Copy every line that holds "maniere".

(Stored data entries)
========

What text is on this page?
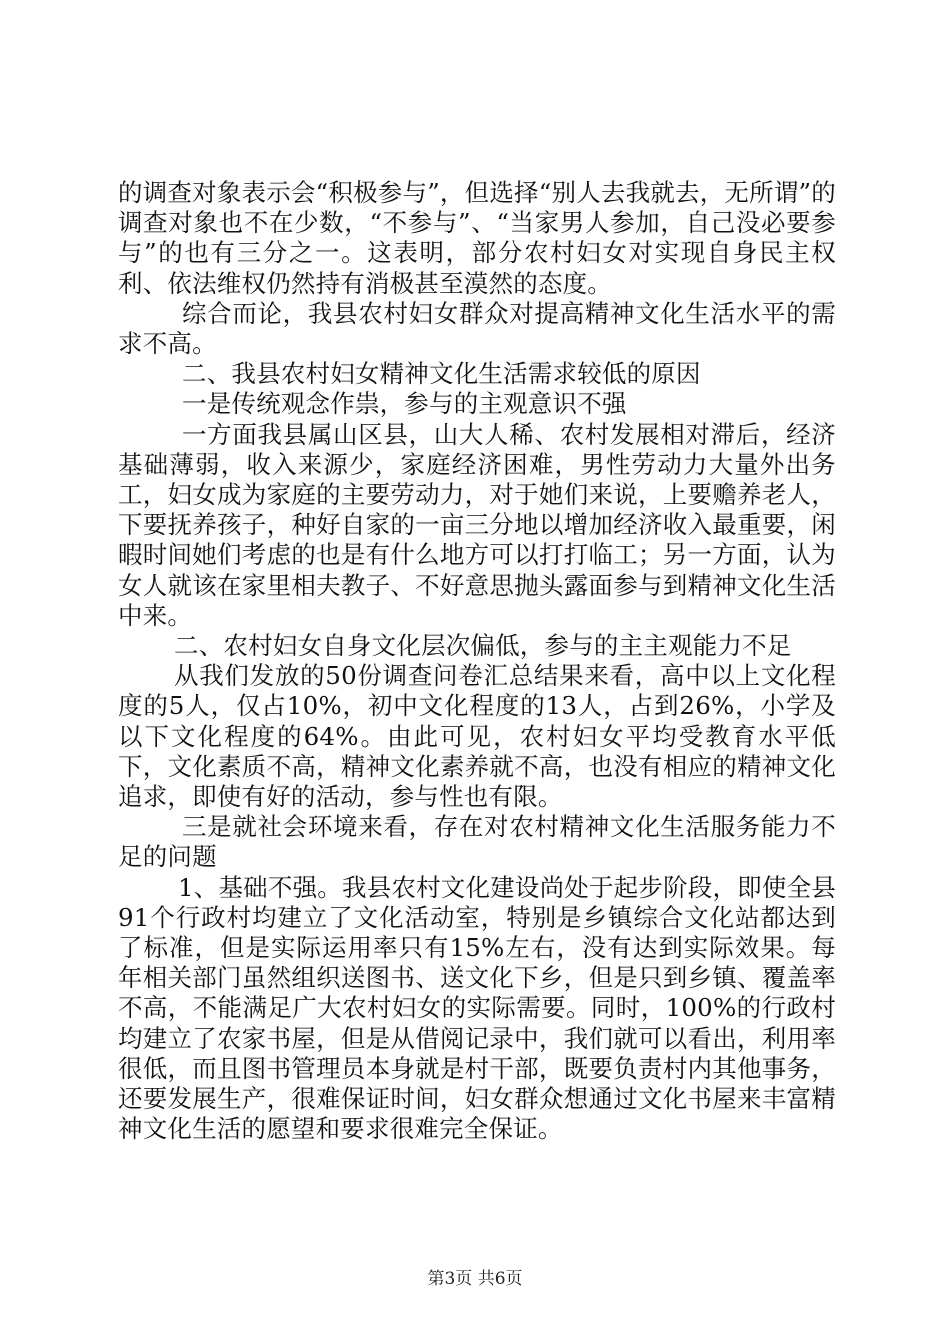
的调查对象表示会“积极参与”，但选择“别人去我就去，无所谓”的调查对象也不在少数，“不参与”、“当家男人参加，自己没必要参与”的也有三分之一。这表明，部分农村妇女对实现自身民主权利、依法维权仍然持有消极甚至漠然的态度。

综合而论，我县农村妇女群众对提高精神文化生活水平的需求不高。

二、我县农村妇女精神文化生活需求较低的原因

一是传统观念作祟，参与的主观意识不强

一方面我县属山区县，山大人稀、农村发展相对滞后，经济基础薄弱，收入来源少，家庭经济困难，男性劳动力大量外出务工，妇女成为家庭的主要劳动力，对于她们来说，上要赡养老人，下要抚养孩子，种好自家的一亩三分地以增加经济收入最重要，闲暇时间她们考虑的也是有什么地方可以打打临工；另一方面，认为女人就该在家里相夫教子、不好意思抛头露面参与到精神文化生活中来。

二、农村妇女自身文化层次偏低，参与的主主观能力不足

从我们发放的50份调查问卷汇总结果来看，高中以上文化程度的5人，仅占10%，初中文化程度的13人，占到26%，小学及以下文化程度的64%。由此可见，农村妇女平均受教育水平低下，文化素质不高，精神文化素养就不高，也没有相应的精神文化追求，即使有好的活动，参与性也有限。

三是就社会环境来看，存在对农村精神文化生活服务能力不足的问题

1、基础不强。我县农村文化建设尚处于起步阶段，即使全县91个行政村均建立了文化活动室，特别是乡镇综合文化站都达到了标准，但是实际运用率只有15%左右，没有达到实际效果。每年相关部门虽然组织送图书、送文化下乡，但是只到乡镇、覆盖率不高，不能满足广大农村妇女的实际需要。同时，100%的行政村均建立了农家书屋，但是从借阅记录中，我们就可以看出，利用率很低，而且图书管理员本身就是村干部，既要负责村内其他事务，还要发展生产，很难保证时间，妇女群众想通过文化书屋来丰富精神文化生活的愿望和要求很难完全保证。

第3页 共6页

========

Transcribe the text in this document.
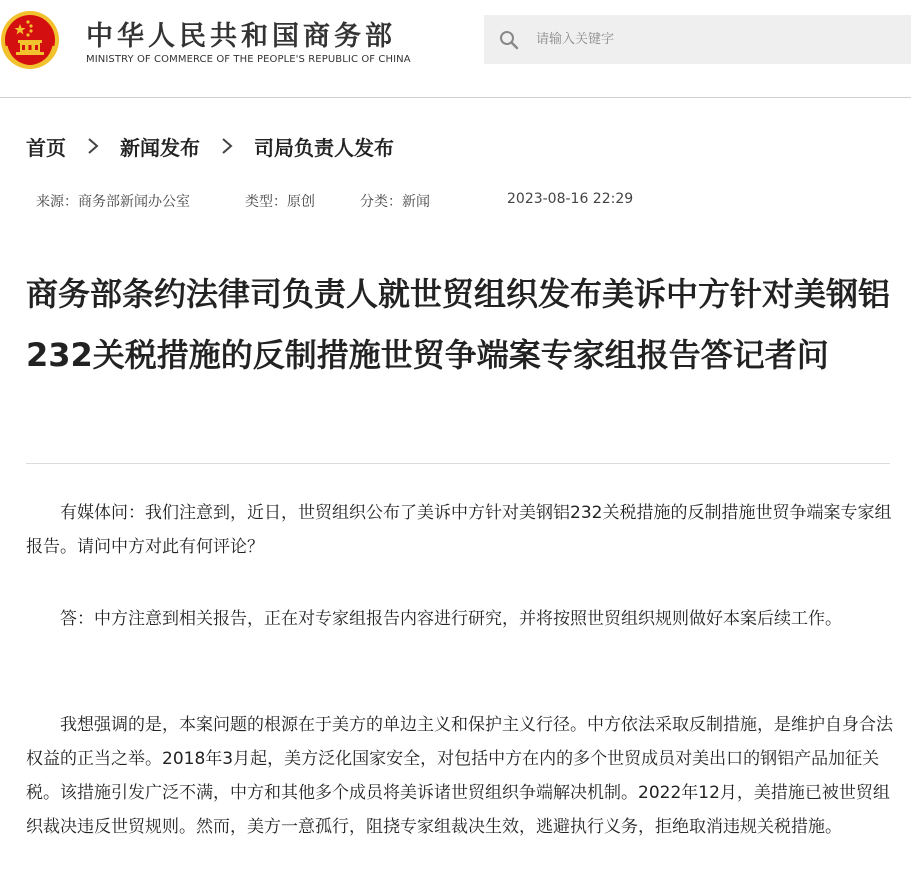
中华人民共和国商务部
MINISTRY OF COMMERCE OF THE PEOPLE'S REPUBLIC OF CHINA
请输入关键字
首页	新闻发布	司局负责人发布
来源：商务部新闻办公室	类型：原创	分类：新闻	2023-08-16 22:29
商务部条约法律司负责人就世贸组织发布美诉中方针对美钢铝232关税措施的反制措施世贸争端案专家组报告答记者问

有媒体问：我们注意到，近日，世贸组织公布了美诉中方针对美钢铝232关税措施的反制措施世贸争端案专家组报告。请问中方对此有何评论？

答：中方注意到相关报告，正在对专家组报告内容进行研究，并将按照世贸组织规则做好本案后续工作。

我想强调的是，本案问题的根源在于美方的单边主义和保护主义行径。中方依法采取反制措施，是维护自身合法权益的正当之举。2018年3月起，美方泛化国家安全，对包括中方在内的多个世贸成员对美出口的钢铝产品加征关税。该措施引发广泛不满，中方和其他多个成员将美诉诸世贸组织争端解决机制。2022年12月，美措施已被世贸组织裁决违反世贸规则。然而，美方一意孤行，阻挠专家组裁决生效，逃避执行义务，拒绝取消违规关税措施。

========

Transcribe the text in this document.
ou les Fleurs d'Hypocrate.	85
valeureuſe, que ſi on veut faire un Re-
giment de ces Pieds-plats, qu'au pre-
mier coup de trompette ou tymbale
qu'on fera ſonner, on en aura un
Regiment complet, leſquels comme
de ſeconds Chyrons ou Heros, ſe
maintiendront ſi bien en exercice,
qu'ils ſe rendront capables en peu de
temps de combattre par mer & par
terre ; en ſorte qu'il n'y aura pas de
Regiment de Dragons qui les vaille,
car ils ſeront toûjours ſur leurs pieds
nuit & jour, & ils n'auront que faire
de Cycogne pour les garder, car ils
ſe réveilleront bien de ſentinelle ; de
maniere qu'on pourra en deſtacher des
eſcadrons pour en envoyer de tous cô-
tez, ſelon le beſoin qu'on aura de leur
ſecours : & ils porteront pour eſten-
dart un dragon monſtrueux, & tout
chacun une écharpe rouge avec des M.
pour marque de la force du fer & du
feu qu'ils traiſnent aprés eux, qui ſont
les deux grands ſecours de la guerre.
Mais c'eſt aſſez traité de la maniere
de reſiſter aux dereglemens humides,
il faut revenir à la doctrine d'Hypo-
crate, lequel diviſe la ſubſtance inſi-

========

◆ Result of this task:
maniere qu'on pourra en deſtacher des
Mais c'eſt aſſez traité de la maniere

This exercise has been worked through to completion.